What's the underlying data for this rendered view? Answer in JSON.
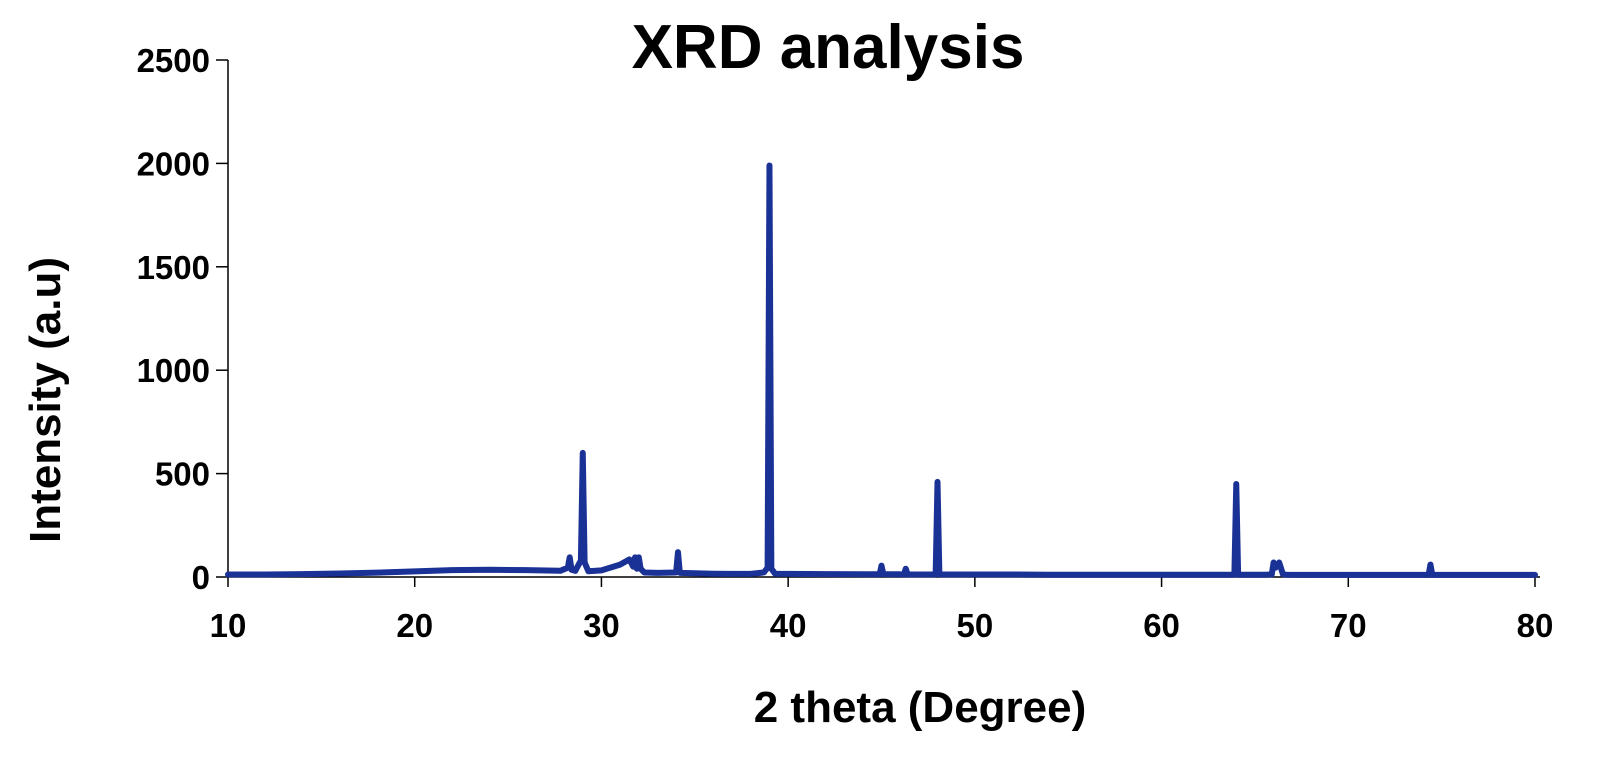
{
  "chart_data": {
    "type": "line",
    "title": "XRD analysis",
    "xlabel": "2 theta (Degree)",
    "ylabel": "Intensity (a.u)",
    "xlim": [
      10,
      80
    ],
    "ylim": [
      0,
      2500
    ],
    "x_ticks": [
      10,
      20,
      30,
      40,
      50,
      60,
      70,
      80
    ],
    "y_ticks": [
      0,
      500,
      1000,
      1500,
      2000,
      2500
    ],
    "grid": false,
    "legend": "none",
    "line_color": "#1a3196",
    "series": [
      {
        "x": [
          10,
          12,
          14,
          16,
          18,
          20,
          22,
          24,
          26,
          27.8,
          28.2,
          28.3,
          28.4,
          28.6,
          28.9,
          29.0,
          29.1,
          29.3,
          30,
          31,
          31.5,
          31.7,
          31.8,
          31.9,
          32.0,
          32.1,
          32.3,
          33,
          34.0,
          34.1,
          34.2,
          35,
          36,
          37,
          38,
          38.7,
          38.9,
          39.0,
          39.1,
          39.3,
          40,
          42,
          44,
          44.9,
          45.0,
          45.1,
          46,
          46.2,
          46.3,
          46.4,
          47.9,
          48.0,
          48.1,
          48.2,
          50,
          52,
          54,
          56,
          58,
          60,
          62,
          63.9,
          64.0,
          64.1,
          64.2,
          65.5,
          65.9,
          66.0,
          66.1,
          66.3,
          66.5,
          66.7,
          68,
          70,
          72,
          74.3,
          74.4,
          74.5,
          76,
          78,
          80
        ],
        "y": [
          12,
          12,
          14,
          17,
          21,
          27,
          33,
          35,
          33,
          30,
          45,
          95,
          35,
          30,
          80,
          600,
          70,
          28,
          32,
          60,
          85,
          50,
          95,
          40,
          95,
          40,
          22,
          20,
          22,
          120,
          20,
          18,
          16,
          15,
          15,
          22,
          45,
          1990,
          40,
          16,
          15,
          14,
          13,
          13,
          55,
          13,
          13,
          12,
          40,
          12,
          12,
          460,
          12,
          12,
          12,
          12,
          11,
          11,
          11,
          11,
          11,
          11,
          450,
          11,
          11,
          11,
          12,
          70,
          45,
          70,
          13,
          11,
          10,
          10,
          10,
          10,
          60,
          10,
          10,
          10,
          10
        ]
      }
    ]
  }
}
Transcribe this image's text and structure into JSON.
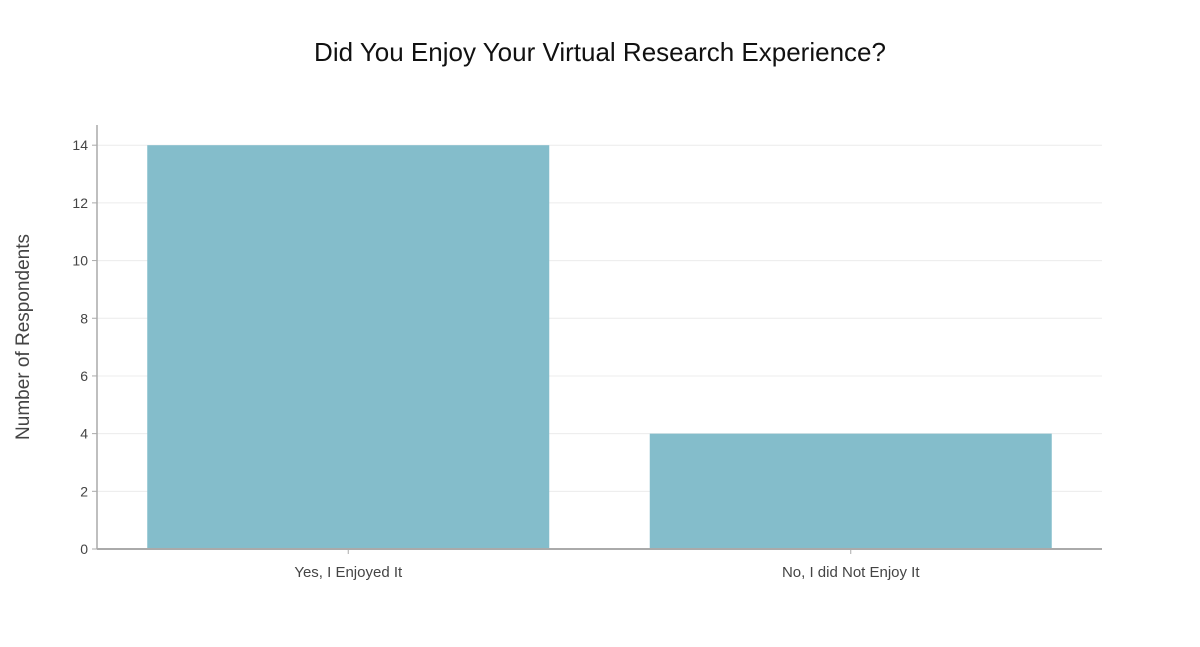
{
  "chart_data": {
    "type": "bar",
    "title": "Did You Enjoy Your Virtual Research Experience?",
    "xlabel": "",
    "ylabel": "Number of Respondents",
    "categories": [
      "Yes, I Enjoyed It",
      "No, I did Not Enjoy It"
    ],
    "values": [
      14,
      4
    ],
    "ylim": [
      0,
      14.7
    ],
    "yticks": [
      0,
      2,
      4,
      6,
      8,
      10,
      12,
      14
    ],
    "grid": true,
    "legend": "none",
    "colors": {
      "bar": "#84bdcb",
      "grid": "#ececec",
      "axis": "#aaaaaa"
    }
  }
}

> WHAT IS EXPECTED
Without the pictures, write out all of the material exactly.

> EXERCISE RESULT
What's the underlying data for this rendered view? Answer in JSON.
{
  "chart_data": {
    "type": "line",
    "title": "XRD analysis",
    "xlabel": "2 theta (Degree)",
    "ylabel": "Intensity (a.u)",
    "xlim": [
      10,
      80
    ],
    "ylim": [
      0,
      2500
    ],
    "x_ticks": [
      10,
      20,
      30,
      40,
      50,
      60,
      70,
      80
    ],
    "y_ticks": [
      0,
      500,
      1000,
      1500,
      2000,
      2500
    ],
    "grid": false,
    "legend": "none",
    "line_color": "#1a3196",
    "series": [
      {
        "x": [
          10,
          12,
          14,
          16,
          18,
          20,
          22,
          24,
          26,
          27.8,
          28.2,
          28.3,
          28.4,
          28.6,
          28.9,
          29.0,
          29.1,
          29.3,
          30,
          31,
          31.5,
          31.7,
          31.8,
          31.9,
          32.0,
          32.1,
          32.3,
          33,
          34.0,
          34.1,
          34.2,
          35,
          36,
          37,
          38,
          38.7,
          38.9,
          39.0,
          39.1,
          39.3,
          40,
          42,
          44,
          44.9,
          45.0,
          45.1,
          46,
          46.2,
          46.3,
          46.4,
          47.9,
          48.0,
          48.1,
          48.2,
          50,
          52,
          54,
          56,
          58,
          60,
          62,
          63.9,
          64.0,
          64.1,
          64.2,
          65.5,
          65.9,
          66.0,
          66.1,
          66.3,
          66.5,
          66.7,
          68,
          70,
          72,
          74.3,
          74.4,
          74.5,
          76,
          78,
          80
        ],
        "y": [
          12,
          12,
          14,
          17,
          21,
          27,
          33,
          35,
          33,
          30,
          45,
          95,
          35,
          30,
          80,
          600,
          70,
          28,
          32,
          60,
          85,
          50,
          95,
          40,
          95,
          40,
          22,
          20,
          22,
          120,
          20,
          18,
          16,
          15,
          15,
          22,
          45,
          1990,
          40,
          16,
          15,
          14,
          13,
          13,
          55,
          13,
          13,
          12,
          40,
          12,
          12,
          460,
          12,
          12,
          12,
          12,
          11,
          11,
          11,
          11,
          11,
          11,
          450,
          11,
          11,
          11,
          12,
          70,
          45,
          70,
          13,
          11,
          10,
          10,
          10,
          10,
          60,
          10,
          10,
          10,
          10
        ]
      }
    ]
  }
}
Transcribe this image's text and structure into JSON.
{
  "chart_data": {
    "type": "bar",
    "title": "Did You Enjoy Your Virtual Research Experience?",
    "xlabel": "",
    "ylabel": "Number of Respondents",
    "categories": [
      "Yes, I Enjoyed It",
      "No, I did Not Enjoy It"
    ],
    "values": [
      14,
      4
    ],
    "ylim": [
      0,
      14.7
    ],
    "yticks": [
      0,
      2,
      4,
      6,
      8,
      10,
      12,
      14
    ],
    "grid": true,
    "legend": "none",
    "colors": {
      "bar": "#84bdcb",
      "grid": "#ececec",
      "axis": "#aaaaaa"
    }
  }
}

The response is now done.